-- Start --

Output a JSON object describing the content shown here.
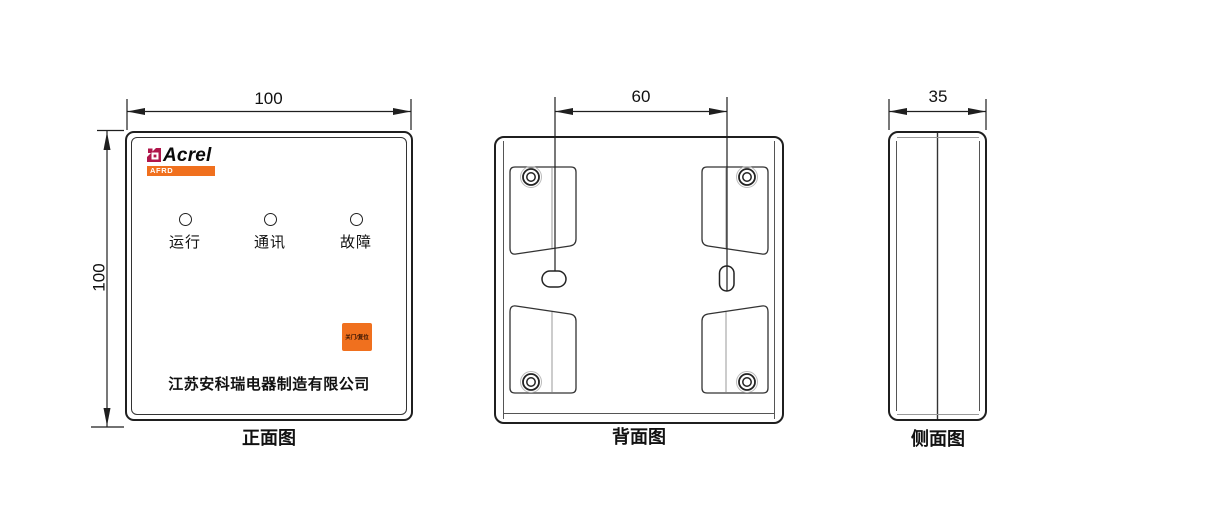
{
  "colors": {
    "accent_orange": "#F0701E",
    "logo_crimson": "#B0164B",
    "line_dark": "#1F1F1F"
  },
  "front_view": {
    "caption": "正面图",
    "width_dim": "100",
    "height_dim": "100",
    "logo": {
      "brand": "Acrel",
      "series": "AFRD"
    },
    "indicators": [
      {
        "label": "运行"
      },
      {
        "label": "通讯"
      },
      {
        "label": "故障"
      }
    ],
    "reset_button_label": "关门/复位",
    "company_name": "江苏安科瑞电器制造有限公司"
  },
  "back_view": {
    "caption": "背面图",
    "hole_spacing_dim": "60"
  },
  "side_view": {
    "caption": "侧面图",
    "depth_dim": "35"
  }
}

-- End --

_Work to do_
From the listing above, copy out each line where the word "caption" appears.

_Result of the exercise_
    "caption": "正面图",
    "caption": "背面图",
    "caption": "侧面图",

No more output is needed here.